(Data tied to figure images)

○ ○ ○ ○ ○ ○ ○

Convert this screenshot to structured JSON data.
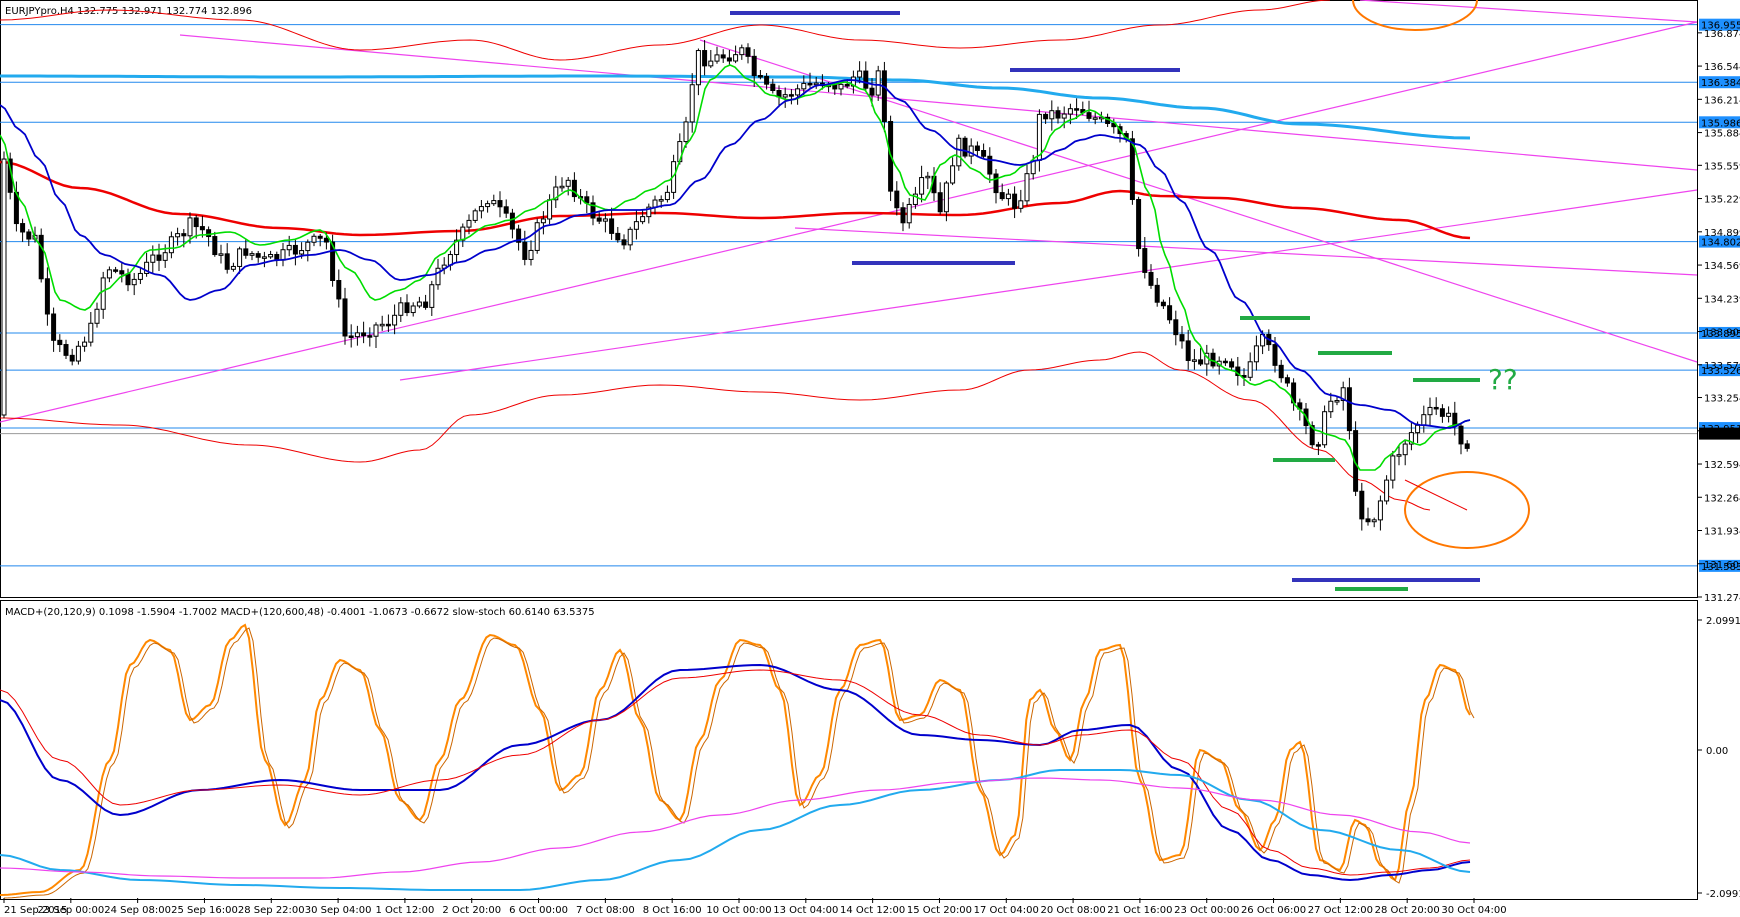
{
  "header": {
    "main": "EURJPYpro,H4  132.775 132.971 132.774 132.896",
    "sub": "MACD+(20,120,9) 0.1098 -1.5904 -1.7002  MACD+(120,600,48) -0.4001 -1.0673 -0.6672  slow-stoch 60.6140 63.5375"
  },
  "annotation": "??",
  "colors": {
    "bull_candle": "#ffffff",
    "bear_candle": "#000000",
    "fast_ma": "#00dd00",
    "slow_ma": "#0000cc",
    "long_ma": "#ee0000",
    "envelope": "#ee0000",
    "trend_cyan": "#22aaee",
    "trendlines": "#ee44ee",
    "level_lines": "#2288ee",
    "level_label_bg": "#1e90ff",
    "stoch": "#ff8800",
    "highlight_blue": "#3333bb",
    "highlight_green": "#22aa44",
    "ellipse": "#ff7700"
  },
  "chart_data": {
    "type": "candlestick",
    "symbol": "EURJPYpro",
    "timeframe": "H4",
    "price_axis": {
      "ticks": [
        "136.874",
        "136.544",
        "136.214",
        "135.884",
        "135.559",
        "135.229",
        "134.899",
        "134.569",
        "134.239",
        "133.909",
        "133.579",
        "133.254",
        "132.924",
        "132.594",
        "132.264",
        "131.934",
        "131.604",
        "131.274"
      ],
      "range": [
        131.274,
        137.2
      ]
    },
    "level_labels": [
      "136.955",
      "136.384",
      "135.986",
      "134.802",
      "133.895",
      "133.526",
      "132.951",
      "131.583"
    ],
    "time_axis": [
      "21 Sep 2015",
      "23 Sep 00:00",
      "24 Sep 08:00",
      "25 Sep 16:00",
      "28 Sep 22:00",
      "30 Sep 04:00",
      "1 Oct 12:00",
      "2 Oct 20:00",
      "6 Oct 00:00",
      "7 Oct 08:00",
      "8 Oct 16:00",
      "10 Oct 00:00",
      "13 Oct 04:00",
      "14 Oct 12:00",
      "15 Oct 20:00",
      "17 Oct 04:00",
      "20 Oct 08:00",
      "21 Oct 16:00",
      "23 Oct 00:00",
      "26 Oct 06:00",
      "27 Oct 12:00",
      "28 Oct 20:00",
      "30 Oct 04:00"
    ],
    "sub_axis": {
      "ticks": [
        "2.0991",
        "0.00",
        "-2.0991"
      ]
    }
  }
}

○ ○ ○ ○ ○ ○ ○

> [Job]
Which lines contain the word "stoch"? Copy each one.

> [The answer]
    "sub": "MACD+(20,120,9) 0.1098 -1.5904 -1.7002  MACD+(120,600,48) -0.4001 -1.0673 -0.6672  slow-stoch 60.6140 63.5375"
    "stoch": "#ff8800",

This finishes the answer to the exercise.